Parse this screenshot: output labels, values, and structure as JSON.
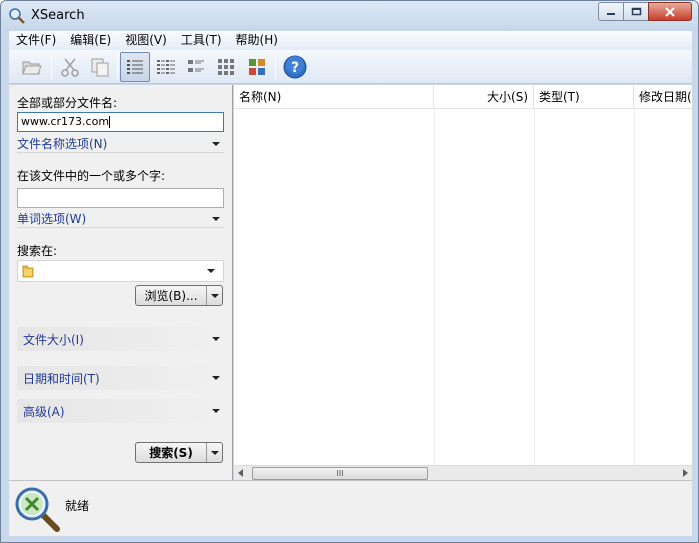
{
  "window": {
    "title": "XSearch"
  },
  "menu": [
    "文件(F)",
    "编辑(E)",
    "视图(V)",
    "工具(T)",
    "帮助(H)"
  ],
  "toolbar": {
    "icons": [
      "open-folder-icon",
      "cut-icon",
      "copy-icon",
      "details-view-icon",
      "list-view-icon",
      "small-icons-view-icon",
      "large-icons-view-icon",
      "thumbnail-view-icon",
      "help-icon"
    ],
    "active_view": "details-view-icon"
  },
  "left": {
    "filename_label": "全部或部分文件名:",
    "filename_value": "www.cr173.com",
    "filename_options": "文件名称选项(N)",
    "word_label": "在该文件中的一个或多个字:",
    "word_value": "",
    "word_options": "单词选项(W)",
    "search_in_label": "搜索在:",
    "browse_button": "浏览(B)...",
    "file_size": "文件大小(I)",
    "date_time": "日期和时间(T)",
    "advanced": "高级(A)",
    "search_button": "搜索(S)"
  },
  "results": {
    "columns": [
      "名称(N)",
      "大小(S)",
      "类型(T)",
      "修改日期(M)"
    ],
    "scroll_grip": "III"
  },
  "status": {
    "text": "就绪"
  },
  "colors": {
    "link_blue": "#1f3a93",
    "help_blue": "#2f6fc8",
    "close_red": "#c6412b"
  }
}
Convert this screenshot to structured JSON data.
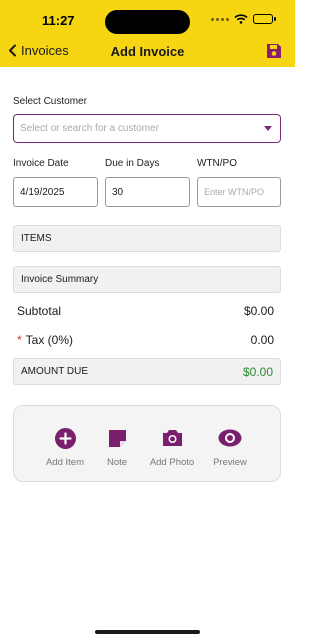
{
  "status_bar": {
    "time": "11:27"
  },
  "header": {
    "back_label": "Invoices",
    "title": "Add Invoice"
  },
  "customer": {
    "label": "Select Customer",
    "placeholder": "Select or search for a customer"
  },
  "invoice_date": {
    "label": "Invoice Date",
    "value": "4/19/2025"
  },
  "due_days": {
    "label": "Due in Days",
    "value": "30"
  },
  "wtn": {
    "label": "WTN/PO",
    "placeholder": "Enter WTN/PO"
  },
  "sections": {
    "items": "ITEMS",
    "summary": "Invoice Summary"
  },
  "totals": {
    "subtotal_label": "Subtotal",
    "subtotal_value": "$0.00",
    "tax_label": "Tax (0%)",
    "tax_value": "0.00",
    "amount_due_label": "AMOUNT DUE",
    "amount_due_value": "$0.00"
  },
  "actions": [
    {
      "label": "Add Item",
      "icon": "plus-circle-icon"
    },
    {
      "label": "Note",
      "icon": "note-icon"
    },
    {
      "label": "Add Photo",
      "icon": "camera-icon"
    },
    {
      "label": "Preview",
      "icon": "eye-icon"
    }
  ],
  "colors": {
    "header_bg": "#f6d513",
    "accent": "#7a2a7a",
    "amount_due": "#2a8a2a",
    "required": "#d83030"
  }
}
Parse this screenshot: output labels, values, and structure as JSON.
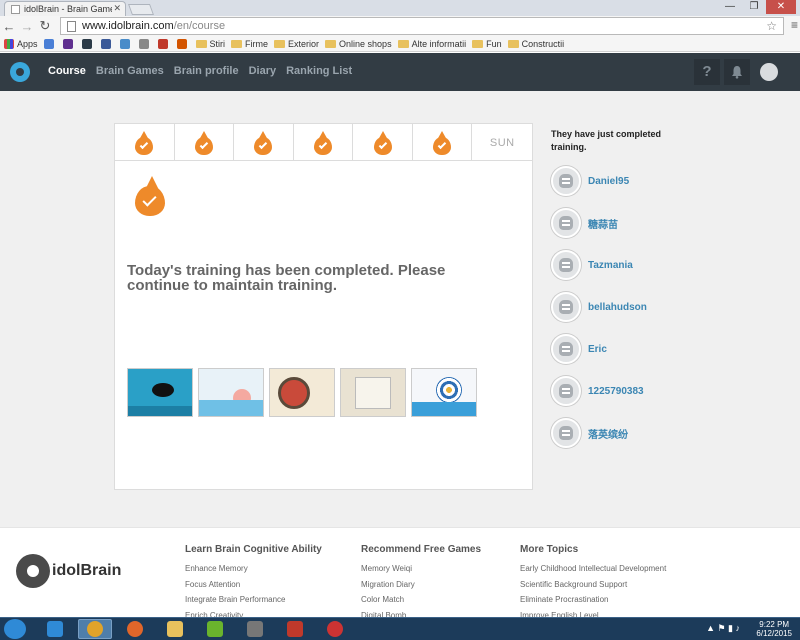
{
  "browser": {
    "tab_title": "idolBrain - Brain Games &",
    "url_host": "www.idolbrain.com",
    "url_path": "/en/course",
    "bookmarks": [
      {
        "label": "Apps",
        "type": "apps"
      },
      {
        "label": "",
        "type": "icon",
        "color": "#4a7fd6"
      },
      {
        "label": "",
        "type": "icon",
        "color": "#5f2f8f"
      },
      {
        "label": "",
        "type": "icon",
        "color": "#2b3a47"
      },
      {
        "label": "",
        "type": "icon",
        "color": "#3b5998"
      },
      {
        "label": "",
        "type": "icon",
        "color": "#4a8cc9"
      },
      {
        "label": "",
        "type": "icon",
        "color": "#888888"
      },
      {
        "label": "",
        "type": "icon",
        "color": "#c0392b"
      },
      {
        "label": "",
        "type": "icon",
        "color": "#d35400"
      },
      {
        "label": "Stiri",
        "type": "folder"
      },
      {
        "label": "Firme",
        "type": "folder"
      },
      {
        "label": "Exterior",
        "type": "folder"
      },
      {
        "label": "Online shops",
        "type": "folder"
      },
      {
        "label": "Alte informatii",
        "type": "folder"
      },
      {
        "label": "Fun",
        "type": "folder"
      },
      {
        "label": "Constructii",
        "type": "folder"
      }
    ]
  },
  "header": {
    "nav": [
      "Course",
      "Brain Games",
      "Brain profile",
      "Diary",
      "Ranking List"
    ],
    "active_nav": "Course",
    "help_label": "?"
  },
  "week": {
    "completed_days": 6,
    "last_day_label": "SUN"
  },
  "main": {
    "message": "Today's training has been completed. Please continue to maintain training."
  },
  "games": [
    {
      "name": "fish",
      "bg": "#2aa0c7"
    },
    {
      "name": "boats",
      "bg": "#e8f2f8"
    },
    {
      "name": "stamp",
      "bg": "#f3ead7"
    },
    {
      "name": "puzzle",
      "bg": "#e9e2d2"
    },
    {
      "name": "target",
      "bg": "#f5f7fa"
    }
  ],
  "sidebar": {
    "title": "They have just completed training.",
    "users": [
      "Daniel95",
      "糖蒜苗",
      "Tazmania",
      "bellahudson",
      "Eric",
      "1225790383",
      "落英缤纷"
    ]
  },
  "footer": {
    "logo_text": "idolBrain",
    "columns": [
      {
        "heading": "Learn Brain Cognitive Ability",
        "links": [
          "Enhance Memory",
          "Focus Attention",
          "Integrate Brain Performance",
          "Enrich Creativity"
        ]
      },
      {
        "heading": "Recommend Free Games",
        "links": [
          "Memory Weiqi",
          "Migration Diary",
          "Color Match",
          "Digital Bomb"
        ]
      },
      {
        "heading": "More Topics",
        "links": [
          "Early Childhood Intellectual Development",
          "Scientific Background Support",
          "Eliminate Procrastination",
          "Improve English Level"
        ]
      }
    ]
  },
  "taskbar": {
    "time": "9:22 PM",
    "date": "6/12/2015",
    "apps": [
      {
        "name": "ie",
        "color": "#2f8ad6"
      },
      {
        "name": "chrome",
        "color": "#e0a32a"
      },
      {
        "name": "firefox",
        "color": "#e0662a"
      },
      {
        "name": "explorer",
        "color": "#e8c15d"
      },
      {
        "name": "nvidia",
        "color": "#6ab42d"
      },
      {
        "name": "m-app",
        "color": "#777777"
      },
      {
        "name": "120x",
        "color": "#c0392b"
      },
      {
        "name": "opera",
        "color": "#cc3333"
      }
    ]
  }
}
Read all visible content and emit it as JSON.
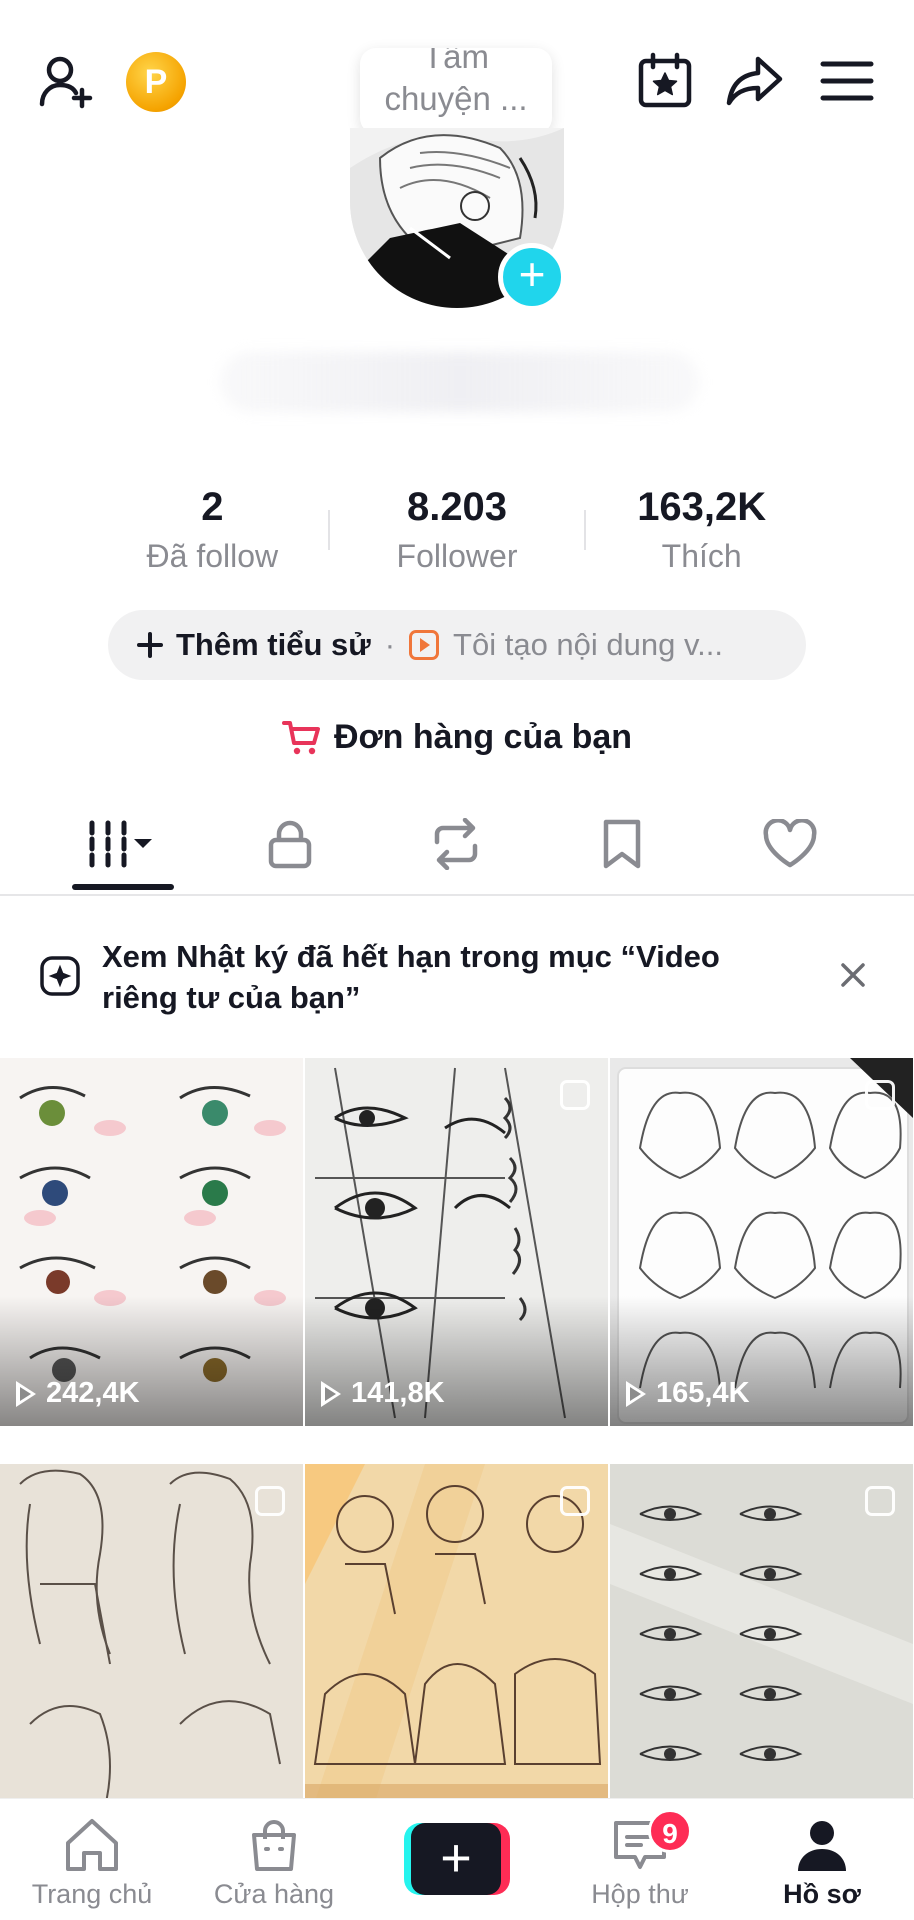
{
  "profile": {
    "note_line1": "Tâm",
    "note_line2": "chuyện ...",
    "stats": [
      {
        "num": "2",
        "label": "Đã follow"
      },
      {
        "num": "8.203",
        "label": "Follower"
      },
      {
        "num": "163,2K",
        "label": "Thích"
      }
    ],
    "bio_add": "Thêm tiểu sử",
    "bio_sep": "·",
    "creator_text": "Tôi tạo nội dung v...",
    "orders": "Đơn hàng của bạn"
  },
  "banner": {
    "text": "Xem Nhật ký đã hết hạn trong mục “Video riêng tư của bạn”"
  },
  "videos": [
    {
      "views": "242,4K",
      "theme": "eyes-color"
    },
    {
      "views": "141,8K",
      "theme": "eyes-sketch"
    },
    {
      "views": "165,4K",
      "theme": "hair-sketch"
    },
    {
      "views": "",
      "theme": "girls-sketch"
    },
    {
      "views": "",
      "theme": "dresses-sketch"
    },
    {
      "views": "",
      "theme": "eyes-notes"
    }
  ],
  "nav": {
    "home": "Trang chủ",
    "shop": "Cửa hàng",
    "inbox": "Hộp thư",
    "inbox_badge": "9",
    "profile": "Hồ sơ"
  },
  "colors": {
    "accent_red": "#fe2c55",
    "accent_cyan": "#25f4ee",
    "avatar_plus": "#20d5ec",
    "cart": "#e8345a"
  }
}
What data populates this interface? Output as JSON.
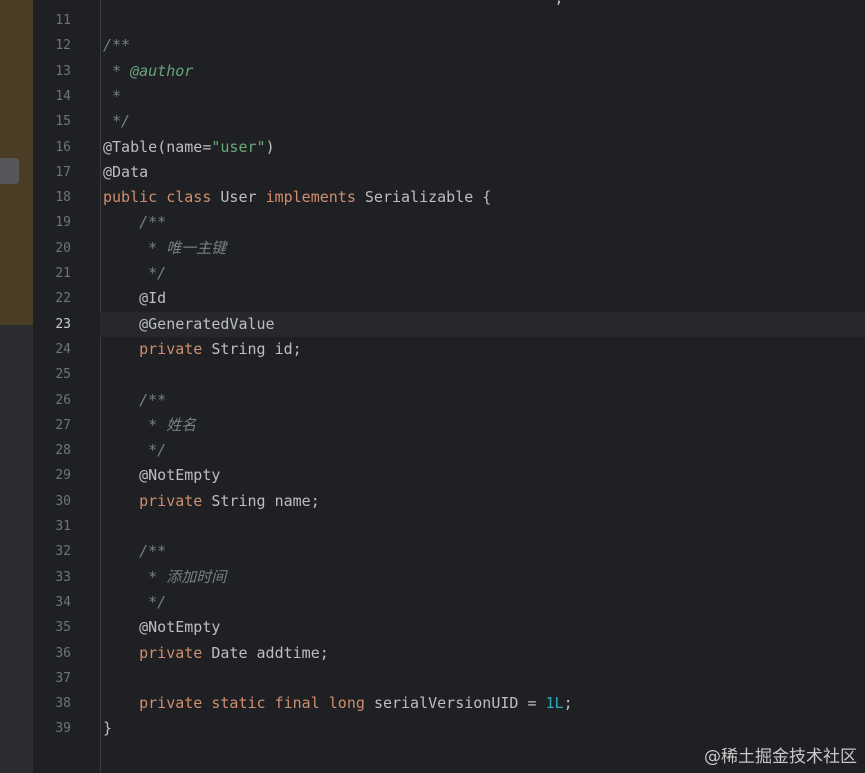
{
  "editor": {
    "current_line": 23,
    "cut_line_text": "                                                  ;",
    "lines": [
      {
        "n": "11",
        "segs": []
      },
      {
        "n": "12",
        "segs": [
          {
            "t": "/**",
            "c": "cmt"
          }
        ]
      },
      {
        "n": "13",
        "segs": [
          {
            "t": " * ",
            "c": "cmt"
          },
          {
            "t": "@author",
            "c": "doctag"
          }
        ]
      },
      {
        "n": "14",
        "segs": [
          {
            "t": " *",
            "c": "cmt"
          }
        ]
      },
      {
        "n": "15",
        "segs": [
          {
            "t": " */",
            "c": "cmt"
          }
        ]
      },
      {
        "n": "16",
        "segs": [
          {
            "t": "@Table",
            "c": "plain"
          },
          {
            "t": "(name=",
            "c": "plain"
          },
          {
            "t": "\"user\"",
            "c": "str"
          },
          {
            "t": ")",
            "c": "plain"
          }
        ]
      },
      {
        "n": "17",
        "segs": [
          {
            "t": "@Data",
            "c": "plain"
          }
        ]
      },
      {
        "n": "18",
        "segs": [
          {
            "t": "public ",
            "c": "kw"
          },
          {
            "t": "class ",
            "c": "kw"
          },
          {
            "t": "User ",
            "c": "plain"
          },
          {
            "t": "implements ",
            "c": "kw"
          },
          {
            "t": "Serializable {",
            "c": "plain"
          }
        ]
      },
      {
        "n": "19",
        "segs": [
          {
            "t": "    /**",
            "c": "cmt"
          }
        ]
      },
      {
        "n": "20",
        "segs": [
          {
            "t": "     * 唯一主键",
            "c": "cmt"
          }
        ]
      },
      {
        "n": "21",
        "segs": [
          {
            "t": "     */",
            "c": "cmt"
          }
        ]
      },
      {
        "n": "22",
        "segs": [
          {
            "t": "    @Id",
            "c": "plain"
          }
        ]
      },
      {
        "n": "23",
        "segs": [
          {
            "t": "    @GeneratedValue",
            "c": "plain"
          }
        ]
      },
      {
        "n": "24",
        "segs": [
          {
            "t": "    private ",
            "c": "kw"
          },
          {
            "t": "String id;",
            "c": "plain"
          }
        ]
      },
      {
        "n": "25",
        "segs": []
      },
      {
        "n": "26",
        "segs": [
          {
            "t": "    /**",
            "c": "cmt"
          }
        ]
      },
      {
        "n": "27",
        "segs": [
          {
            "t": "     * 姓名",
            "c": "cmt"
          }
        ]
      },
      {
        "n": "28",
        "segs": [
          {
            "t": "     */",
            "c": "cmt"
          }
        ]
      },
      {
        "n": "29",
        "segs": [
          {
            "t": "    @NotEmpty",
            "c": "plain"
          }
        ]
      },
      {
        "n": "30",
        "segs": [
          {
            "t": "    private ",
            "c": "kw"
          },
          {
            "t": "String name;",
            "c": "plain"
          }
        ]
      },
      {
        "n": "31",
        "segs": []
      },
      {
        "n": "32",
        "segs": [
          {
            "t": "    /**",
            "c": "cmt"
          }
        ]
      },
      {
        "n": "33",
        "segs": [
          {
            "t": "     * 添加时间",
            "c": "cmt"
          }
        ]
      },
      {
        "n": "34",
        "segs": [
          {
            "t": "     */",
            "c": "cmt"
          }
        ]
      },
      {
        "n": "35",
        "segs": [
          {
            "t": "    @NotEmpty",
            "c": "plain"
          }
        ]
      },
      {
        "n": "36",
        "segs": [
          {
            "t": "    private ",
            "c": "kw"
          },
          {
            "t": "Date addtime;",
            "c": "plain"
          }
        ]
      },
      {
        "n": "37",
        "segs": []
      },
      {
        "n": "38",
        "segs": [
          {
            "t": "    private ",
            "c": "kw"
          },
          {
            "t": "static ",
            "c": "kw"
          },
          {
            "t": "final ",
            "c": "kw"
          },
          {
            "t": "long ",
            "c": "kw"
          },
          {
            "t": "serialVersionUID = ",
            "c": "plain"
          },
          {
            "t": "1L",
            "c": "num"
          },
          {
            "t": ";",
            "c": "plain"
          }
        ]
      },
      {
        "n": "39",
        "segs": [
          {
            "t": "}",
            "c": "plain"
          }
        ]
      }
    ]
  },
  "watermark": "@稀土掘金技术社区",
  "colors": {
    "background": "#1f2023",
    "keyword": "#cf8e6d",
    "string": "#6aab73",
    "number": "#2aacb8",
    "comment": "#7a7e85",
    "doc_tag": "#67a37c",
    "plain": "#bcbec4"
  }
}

━━━━

- What is required -
Check each line of the data above for the word "icons" and say how many lines have it. Give the number alone.

- Output for this exercise -
3